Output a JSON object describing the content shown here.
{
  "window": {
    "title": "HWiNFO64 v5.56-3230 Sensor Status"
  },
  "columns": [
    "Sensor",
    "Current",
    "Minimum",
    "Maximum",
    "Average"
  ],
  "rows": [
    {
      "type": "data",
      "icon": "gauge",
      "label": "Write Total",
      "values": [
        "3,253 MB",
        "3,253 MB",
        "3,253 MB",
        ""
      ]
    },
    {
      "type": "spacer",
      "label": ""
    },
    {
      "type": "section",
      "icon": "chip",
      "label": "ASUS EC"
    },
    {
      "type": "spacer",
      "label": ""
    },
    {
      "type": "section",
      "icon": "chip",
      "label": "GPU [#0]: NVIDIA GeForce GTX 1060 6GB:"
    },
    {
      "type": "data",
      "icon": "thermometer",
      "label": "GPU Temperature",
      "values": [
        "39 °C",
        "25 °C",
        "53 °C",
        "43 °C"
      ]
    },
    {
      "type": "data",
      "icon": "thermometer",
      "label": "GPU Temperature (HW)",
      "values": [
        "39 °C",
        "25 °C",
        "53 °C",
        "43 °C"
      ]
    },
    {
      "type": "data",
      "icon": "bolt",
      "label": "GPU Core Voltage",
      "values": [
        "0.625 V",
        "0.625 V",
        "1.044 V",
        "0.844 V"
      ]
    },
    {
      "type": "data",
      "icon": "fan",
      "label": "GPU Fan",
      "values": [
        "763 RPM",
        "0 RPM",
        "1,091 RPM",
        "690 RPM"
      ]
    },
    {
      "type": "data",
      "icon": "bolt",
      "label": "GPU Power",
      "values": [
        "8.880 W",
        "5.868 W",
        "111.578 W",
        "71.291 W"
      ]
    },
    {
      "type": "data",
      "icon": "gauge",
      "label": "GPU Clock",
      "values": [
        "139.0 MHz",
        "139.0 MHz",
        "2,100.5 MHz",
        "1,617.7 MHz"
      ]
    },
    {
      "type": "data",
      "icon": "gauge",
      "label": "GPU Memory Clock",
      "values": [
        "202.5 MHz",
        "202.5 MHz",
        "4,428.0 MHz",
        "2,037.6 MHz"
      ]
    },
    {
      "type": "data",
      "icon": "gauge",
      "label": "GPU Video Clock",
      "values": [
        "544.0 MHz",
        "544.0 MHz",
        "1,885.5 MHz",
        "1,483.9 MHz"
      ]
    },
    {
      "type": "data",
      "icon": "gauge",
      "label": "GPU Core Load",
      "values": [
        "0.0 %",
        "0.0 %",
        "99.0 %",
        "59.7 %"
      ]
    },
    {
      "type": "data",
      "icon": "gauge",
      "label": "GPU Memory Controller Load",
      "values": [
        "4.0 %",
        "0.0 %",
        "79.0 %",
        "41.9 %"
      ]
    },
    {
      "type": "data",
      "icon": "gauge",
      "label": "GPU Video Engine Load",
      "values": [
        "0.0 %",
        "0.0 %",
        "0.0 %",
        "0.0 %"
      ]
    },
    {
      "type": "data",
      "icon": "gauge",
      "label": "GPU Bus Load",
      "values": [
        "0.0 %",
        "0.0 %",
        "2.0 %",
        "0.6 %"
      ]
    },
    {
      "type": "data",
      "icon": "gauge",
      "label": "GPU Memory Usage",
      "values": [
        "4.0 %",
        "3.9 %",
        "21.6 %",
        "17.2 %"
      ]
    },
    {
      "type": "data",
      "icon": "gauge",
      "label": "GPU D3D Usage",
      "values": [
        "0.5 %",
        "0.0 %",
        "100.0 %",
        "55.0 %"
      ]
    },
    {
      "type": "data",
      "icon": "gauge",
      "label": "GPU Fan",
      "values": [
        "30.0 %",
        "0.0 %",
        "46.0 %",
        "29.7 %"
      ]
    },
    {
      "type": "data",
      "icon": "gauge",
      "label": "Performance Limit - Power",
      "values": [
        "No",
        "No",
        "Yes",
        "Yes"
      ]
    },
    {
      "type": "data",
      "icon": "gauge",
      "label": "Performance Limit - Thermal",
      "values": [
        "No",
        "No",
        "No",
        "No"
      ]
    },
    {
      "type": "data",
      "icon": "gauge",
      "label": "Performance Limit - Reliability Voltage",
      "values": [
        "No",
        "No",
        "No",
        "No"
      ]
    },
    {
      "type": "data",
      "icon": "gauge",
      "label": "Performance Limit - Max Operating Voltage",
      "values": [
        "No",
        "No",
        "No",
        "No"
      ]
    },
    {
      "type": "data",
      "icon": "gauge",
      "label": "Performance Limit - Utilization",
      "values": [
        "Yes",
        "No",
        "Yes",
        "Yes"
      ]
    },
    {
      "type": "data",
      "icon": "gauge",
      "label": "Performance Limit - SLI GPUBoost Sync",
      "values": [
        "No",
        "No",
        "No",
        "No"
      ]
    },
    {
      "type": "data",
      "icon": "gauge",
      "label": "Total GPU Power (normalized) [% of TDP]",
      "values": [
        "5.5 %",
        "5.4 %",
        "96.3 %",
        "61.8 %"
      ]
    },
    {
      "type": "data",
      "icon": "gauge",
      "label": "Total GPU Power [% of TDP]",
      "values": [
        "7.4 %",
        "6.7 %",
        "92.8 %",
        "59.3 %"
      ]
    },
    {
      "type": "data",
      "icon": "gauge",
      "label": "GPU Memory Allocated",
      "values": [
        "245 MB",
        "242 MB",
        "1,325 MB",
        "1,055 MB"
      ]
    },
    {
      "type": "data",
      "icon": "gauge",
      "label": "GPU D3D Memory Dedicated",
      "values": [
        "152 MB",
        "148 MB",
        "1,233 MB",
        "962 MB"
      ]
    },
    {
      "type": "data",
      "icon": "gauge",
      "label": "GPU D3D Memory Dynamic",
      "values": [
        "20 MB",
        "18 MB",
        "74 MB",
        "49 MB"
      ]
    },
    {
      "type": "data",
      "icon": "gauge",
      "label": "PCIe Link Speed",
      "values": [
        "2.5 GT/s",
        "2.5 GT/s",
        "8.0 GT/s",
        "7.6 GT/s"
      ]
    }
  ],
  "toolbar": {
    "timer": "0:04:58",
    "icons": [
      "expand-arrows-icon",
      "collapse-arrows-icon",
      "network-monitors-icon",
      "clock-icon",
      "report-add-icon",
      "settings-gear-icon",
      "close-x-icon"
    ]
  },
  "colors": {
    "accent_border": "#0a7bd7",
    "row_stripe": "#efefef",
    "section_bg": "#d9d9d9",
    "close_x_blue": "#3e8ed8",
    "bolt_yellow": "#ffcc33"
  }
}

- [Written instruction]:
Exactly as written, please output every entry.

- [Solution for this problem]:
Output a JSON object describing the content shown here.
{
  "window": {
    "title": "HWiNFO64 v5.56-3230 Sensor Status"
  },
  "columns": [
    "Sensor",
    "Current",
    "Minimum",
    "Maximum",
    "Average"
  ],
  "rows": [
    {
      "type": "data",
      "icon": "gauge",
      "label": "Write Total",
      "values": [
        "3,253 MB",
        "3,253 MB",
        "3,253 MB",
        ""
      ]
    },
    {
      "type": "spacer",
      "label": ""
    },
    {
      "type": "section",
      "icon": "chip",
      "label": "ASUS EC"
    },
    {
      "type": "spacer",
      "label": ""
    },
    {
      "type": "section",
      "icon": "chip",
      "label": "GPU [#0]: NVIDIA GeForce GTX 1060 6GB:"
    },
    {
      "type": "data",
      "icon": "thermometer",
      "label": "GPU Temperature",
      "values": [
        "39 °C",
        "25 °C",
        "53 °C",
        "43 °C"
      ]
    },
    {
      "type": "data",
      "icon": "thermometer",
      "label": "GPU Temperature (HW)",
      "values": [
        "39 °C",
        "25 °C",
        "53 °C",
        "43 °C"
      ]
    },
    {
      "type": "data",
      "icon": "bolt",
      "label": "GPU Core Voltage",
      "values": [
        "0.625 V",
        "0.625 V",
        "1.044 V",
        "0.844 V"
      ]
    },
    {
      "type": "data",
      "icon": "fan",
      "label": "GPU Fan",
      "values": [
        "763 RPM",
        "0 RPM",
        "1,091 RPM",
        "690 RPM"
      ]
    },
    {
      "type": "data",
      "icon": "bolt",
      "label": "GPU Power",
      "values": [
        "8.880 W",
        "5.868 W",
        "111.578 W",
        "71.291 W"
      ]
    },
    {
      "type": "data",
      "icon": "gauge",
      "label": "GPU Clock",
      "values": [
        "139.0 MHz",
        "139.0 MHz",
        "2,100.5 MHz",
        "1,617.7 MHz"
      ]
    },
    {
      "type": "data",
      "icon": "gauge",
      "label": "GPU Memory Clock",
      "values": [
        "202.5 MHz",
        "202.5 MHz",
        "4,428.0 MHz",
        "2,037.6 MHz"
      ]
    },
    {
      "type": "data",
      "icon": "gauge",
      "label": "GPU Video Clock",
      "values": [
        "544.0 MHz",
        "544.0 MHz",
        "1,885.5 MHz",
        "1,483.9 MHz"
      ]
    },
    {
      "type": "data",
      "icon": "gauge",
      "label": "GPU Core Load",
      "values": [
        "0.0 %",
        "0.0 %",
        "99.0 %",
        "59.7 %"
      ]
    },
    {
      "type": "data",
      "icon": "gauge",
      "label": "GPU Memory Controller Load",
      "values": [
        "4.0 %",
        "0.0 %",
        "79.0 %",
        "41.9 %"
      ]
    },
    {
      "type": "data",
      "icon": "gauge",
      "label": "GPU Video Engine Load",
      "values": [
        "0.0 %",
        "0.0 %",
        "0.0 %",
        "0.0 %"
      ]
    },
    {
      "type": "data",
      "icon": "gauge",
      "label": "GPU Bus Load",
      "values": [
        "0.0 %",
        "0.0 %",
        "2.0 %",
        "0.6 %"
      ]
    },
    {
      "type": "data",
      "icon": "gauge",
      "label": "GPU Memory Usage",
      "values": [
        "4.0 %",
        "3.9 %",
        "21.6 %",
        "17.2 %"
      ]
    },
    {
      "type": "data",
      "icon": "gauge",
      "label": "GPU D3D Usage",
      "values": [
        "0.5 %",
        "0.0 %",
        "100.0 %",
        "55.0 %"
      ]
    },
    {
      "type": "data",
      "icon": "gauge",
      "label": "GPU Fan",
      "values": [
        "30.0 %",
        "0.0 %",
        "46.0 %",
        "29.7 %"
      ]
    },
    {
      "type": "data",
      "icon": "gauge",
      "label": "Performance Limit - Power",
      "values": [
        "No",
        "No",
        "Yes",
        "Yes"
      ]
    },
    {
      "type": "data",
      "icon": "gauge",
      "label": "Performance Limit - Thermal",
      "values": [
        "No",
        "No",
        "No",
        "No"
      ]
    },
    {
      "type": "data",
      "icon": "gauge",
      "label": "Performance Limit - Reliability Voltage",
      "values": [
        "No",
        "No",
        "No",
        "No"
      ]
    },
    {
      "type": "data",
      "icon": "gauge",
      "label": "Performance Limit - Max Operating Voltage",
      "values": [
        "No",
        "No",
        "No",
        "No"
      ]
    },
    {
      "type": "data",
      "icon": "gauge",
      "label": "Performance Limit - Utilization",
      "values": [
        "Yes",
        "No",
        "Yes",
        "Yes"
      ]
    },
    {
      "type": "data",
      "icon": "gauge",
      "label": "Performance Limit - SLI GPUBoost Sync",
      "values": [
        "No",
        "No",
        "No",
        "No"
      ]
    },
    {
      "type": "data",
      "icon": "gauge",
      "label": "Total GPU Power (normalized) [% of TDP]",
      "values": [
        "5.5 %",
        "5.4 %",
        "96.3 %",
        "61.8 %"
      ]
    },
    {
      "type": "data",
      "icon": "gauge",
      "label": "Total GPU Power [% of TDP]",
      "values": [
        "7.4 %",
        "6.7 %",
        "92.8 %",
        "59.3 %"
      ]
    },
    {
      "type": "data",
      "icon": "gauge",
      "label": "GPU Memory Allocated",
      "values": [
        "245 MB",
        "242 MB",
        "1,325 MB",
        "1,055 MB"
      ]
    },
    {
      "type": "data",
      "icon": "gauge",
      "label": "GPU D3D Memory Dedicated",
      "values": [
        "152 MB",
        "148 MB",
        "1,233 MB",
        "962 MB"
      ]
    },
    {
      "type": "data",
      "icon": "gauge",
      "label": "GPU D3D Memory Dynamic",
      "values": [
        "20 MB",
        "18 MB",
        "74 MB",
        "49 MB"
      ]
    },
    {
      "type": "data",
      "icon": "gauge",
      "label": "PCIe Link Speed",
      "values": [
        "2.5 GT/s",
        "2.5 GT/s",
        "8.0 GT/s",
        "7.6 GT/s"
      ]
    }
  ],
  "toolbar": {
    "timer": "0:04:58",
    "icons": [
      "expand-arrows-icon",
      "collapse-arrows-icon",
      "network-monitors-icon",
      "clock-icon",
      "report-add-icon",
      "settings-gear-icon",
      "close-x-icon"
    ]
  },
  "colors": {
    "accent_border": "#0a7bd7",
    "row_stripe": "#efefef",
    "section_bg": "#d9d9d9",
    "close_x_blue": "#3e8ed8",
    "bolt_yellow": "#ffcc33"
  }
}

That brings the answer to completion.